#### Supplied entries ####
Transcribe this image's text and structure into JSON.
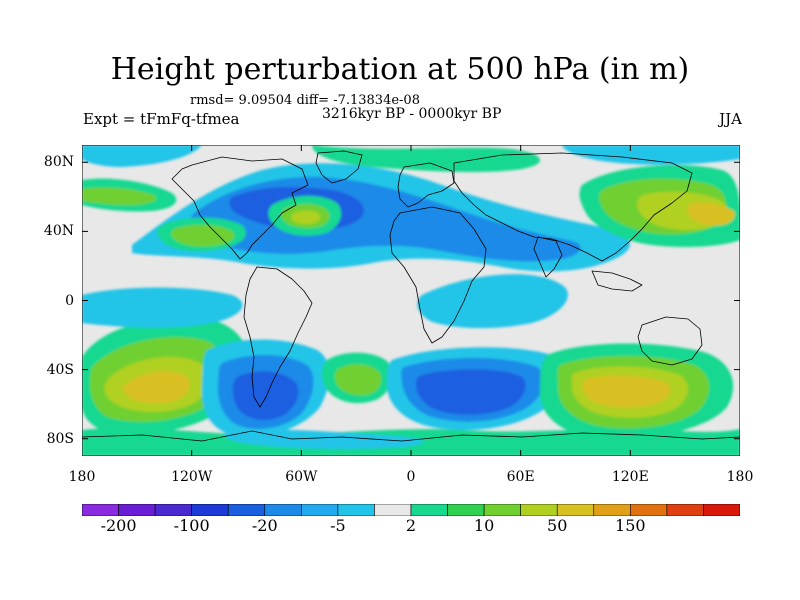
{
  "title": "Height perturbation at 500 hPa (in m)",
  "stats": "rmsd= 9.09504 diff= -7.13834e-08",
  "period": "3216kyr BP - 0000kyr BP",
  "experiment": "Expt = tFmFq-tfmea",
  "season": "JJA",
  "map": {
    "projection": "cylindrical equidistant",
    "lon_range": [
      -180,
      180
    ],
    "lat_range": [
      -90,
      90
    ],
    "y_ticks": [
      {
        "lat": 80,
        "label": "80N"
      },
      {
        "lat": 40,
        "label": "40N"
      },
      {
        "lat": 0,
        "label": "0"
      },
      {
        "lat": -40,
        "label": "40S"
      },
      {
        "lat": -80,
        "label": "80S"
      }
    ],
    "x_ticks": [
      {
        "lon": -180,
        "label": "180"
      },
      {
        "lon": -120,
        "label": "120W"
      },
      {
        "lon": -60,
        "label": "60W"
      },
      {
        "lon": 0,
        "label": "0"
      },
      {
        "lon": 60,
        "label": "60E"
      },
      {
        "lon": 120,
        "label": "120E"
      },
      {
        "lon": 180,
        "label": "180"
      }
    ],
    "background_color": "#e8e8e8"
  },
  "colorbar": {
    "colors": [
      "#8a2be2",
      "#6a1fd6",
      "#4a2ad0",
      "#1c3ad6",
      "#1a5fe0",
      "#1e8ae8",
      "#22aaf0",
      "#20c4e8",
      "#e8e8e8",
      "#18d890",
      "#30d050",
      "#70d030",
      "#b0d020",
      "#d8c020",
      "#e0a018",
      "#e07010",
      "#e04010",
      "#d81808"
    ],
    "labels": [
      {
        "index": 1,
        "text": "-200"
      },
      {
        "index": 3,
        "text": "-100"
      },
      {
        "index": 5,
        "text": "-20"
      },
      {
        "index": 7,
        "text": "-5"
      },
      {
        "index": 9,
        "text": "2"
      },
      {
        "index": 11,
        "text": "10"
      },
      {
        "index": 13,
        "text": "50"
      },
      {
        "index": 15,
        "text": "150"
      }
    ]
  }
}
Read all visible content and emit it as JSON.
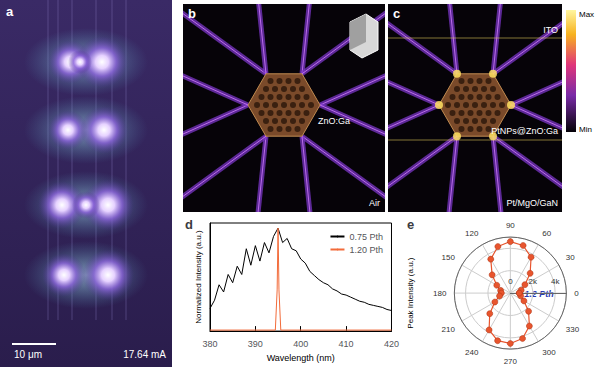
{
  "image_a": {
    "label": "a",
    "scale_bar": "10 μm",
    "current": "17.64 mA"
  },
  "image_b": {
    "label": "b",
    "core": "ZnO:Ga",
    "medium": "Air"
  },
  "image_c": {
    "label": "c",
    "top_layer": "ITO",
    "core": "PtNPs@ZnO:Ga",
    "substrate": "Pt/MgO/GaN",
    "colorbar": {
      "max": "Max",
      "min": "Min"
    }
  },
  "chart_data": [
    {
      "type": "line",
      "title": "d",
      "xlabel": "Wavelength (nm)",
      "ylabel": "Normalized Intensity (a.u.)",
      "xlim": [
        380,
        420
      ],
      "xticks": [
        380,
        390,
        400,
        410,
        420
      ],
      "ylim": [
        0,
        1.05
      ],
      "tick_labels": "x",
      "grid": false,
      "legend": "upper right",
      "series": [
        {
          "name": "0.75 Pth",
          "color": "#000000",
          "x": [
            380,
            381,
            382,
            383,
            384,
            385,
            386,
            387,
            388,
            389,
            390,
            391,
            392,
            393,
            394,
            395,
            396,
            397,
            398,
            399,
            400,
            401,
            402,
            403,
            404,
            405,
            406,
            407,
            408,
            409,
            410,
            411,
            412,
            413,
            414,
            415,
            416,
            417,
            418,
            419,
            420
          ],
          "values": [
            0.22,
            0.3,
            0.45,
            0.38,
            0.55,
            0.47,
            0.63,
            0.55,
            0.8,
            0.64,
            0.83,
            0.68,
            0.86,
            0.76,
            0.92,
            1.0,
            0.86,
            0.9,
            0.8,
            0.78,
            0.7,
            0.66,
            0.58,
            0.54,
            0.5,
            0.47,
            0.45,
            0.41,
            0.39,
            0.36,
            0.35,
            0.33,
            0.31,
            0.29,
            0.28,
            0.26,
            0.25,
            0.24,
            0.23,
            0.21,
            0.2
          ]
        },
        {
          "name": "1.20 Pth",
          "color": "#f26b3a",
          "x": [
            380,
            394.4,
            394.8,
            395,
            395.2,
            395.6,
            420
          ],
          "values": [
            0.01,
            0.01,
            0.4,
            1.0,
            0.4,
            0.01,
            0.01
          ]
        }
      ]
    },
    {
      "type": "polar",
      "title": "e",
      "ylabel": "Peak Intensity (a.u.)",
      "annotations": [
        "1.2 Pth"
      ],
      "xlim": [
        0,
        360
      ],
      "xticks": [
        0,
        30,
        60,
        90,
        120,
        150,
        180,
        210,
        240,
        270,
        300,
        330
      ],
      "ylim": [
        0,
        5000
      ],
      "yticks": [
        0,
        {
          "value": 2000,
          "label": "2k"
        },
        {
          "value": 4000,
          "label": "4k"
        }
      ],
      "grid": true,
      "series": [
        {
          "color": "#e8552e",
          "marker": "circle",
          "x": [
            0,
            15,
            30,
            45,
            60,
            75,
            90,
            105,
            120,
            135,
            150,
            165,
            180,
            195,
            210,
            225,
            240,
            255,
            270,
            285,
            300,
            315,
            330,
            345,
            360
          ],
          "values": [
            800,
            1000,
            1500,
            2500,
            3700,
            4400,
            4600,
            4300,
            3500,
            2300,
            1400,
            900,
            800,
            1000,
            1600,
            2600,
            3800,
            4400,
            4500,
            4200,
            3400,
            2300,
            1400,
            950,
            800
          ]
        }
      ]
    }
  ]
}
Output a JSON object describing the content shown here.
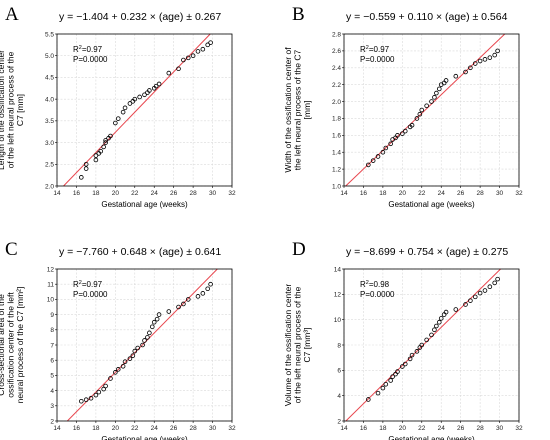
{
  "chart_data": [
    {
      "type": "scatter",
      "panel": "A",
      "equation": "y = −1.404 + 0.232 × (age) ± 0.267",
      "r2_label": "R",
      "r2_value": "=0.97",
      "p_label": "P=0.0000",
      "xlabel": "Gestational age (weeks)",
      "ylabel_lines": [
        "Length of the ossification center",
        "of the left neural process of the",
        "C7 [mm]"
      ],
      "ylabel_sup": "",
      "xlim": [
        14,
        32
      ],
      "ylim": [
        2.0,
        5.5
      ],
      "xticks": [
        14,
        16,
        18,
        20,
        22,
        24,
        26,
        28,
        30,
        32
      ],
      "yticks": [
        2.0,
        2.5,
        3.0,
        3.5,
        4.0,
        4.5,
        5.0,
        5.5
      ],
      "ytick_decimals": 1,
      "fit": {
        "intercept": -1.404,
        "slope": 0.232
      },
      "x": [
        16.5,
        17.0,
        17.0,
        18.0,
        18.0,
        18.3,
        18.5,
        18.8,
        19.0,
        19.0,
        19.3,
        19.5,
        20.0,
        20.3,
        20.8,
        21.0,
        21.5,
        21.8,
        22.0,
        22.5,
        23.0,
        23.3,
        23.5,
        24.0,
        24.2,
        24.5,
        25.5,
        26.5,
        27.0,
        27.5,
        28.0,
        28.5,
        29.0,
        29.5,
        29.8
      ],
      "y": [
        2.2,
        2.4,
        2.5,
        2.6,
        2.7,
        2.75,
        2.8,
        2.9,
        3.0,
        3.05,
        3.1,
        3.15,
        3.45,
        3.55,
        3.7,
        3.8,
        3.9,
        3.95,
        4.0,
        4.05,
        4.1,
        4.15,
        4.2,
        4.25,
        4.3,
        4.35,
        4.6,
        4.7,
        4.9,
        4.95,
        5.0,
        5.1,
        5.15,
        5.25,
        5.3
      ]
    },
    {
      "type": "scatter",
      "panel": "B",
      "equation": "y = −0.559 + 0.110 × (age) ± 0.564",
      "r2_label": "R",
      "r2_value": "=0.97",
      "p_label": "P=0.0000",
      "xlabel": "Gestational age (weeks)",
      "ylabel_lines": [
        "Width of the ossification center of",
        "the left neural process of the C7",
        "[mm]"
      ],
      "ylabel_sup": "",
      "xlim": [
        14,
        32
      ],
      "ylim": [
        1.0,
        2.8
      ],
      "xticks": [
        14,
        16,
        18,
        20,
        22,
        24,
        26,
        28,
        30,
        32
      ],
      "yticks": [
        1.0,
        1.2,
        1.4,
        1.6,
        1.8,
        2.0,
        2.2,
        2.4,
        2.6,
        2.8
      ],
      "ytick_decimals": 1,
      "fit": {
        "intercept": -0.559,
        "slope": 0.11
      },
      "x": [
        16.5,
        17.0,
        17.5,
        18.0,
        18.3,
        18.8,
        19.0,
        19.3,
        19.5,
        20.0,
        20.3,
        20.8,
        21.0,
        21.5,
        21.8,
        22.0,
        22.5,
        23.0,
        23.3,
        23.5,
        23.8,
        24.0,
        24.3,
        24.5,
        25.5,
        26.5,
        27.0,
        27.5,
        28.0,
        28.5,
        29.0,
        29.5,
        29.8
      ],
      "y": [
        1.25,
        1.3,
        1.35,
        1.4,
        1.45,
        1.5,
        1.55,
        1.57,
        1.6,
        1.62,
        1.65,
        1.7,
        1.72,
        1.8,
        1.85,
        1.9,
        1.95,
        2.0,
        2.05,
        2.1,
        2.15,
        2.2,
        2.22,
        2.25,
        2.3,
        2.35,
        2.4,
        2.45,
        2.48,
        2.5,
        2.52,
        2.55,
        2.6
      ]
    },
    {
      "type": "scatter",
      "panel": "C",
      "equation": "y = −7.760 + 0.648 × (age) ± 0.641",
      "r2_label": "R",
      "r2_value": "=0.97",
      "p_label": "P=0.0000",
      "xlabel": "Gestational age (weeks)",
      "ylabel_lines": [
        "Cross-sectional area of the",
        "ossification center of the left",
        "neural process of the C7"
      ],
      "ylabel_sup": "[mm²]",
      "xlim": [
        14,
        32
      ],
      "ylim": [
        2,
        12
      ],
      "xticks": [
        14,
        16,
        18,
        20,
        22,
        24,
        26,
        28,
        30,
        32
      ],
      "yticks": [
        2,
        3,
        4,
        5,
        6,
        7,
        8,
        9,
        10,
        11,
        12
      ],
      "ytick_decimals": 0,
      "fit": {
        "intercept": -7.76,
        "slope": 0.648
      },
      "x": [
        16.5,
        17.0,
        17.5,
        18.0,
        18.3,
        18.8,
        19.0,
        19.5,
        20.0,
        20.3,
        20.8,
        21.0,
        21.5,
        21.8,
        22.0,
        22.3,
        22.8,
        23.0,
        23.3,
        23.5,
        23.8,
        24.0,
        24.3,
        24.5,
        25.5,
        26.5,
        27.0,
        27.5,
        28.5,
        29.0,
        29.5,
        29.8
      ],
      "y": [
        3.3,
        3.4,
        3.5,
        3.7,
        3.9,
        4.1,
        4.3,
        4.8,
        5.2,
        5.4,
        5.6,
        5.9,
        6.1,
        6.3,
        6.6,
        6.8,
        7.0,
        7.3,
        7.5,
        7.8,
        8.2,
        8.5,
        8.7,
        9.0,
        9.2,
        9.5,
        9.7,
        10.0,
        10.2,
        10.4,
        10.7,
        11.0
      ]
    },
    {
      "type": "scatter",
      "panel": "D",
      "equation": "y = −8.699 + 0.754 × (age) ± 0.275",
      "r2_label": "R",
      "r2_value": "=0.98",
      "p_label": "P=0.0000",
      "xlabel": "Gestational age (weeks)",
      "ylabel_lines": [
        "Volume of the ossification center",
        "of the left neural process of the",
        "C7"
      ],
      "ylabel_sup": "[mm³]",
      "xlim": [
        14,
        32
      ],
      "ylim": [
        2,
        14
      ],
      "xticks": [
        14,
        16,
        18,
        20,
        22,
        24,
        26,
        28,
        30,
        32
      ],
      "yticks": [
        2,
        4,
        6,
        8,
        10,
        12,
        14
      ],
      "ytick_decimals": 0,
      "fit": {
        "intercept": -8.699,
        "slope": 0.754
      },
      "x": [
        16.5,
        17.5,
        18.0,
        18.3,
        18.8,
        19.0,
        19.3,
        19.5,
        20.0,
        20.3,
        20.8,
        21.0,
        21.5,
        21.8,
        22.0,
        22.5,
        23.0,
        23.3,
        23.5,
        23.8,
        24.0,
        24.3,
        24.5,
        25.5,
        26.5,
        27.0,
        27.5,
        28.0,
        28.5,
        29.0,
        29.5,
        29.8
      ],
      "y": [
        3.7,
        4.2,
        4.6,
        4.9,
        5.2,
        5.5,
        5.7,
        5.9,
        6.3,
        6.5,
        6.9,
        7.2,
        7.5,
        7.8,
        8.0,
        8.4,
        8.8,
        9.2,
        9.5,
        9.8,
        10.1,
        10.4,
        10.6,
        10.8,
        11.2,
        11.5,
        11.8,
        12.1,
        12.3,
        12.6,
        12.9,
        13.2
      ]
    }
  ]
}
####
- **Exercise prompt**
Select all lines with the word "index" from the entries above.

- **Written response**
        "index": 1,
        "index": 3,
        "index": 5,
        "index": 7,
        "index": 9,
        "index": 11,
        "index": 13,
        "index": 15,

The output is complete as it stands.